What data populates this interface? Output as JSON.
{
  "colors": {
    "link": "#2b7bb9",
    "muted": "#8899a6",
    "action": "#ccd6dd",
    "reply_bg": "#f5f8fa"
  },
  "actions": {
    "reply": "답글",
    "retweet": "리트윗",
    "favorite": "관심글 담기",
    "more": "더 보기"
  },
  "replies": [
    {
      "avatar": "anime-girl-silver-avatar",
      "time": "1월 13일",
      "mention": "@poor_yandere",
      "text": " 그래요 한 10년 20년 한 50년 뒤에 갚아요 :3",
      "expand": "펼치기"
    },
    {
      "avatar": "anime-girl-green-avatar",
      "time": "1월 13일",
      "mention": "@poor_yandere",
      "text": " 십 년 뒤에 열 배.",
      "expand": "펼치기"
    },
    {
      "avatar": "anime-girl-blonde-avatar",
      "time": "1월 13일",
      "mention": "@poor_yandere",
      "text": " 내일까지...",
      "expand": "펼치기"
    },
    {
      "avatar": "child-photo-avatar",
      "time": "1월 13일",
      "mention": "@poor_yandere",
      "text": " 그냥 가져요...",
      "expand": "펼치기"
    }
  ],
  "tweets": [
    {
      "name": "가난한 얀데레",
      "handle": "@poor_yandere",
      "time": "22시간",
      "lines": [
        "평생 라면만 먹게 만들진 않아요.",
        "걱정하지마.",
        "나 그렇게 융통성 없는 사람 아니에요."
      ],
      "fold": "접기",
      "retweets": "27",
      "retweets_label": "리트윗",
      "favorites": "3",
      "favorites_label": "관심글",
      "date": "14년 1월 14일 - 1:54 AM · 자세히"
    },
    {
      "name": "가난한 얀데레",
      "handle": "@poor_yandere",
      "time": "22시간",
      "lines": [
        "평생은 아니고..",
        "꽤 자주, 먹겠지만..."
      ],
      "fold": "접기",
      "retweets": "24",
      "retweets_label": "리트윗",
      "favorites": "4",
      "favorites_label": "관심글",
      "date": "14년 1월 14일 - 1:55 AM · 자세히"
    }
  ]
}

→ **CHALLENGE**
Recite the full listing above exactly.

→ **TASK SOLUTION**
What data populates this interface? Output as JSON.
{
  "colors": {
    "link": "#2b7bb9",
    "muted": "#8899a6",
    "action": "#ccd6dd",
    "reply_bg": "#f5f8fa"
  },
  "actions": {
    "reply": "답글",
    "retweet": "리트윗",
    "favorite": "관심글 담기",
    "more": "더 보기"
  },
  "replies": [
    {
      "avatar": "anime-girl-silver-avatar",
      "time": "1월 13일",
      "mention": "@poor_yandere",
      "text": " 그래요 한 10년 20년 한 50년 뒤에 갚아요 :3",
      "expand": "펼치기"
    },
    {
      "avatar": "anime-girl-green-avatar",
      "time": "1월 13일",
      "mention": "@poor_yandere",
      "text": " 십 년 뒤에 열 배.",
      "expand": "펼치기"
    },
    {
      "avatar": "anime-girl-blonde-avatar",
      "time": "1월 13일",
      "mention": "@poor_yandere",
      "text": " 내일까지...",
      "expand": "펼치기"
    },
    {
      "avatar": "child-photo-avatar",
      "time": "1월 13일",
      "mention": "@poor_yandere",
      "text": " 그냥 가져요...",
      "expand": "펼치기"
    }
  ],
  "tweets": [
    {
      "name": "가난한 얀데레",
      "handle": "@poor_yandere",
      "time": "22시간",
      "lines": [
        "평생 라면만 먹게 만들진 않아요.",
        "걱정하지마.",
        "나 그렇게 융통성 없는 사람 아니에요."
      ],
      "fold": "접기",
      "retweets": "27",
      "retweets_label": "리트윗",
      "favorites": "3",
      "favorites_label": "관심글",
      "date": "14년 1월 14일 - 1:54 AM · 자세히"
    },
    {
      "name": "가난한 얀데레",
      "handle": "@poor_yandere",
      "time": "22시간",
      "lines": [
        "평생은 아니고..",
        "꽤 자주, 먹겠지만..."
      ],
      "fold": "접기",
      "retweets": "24",
      "retweets_label": "리트윗",
      "favorites": "4",
      "favorites_label": "관심글",
      "date": "14년 1월 14일 - 1:55 AM · 자세히"
    }
  ]
}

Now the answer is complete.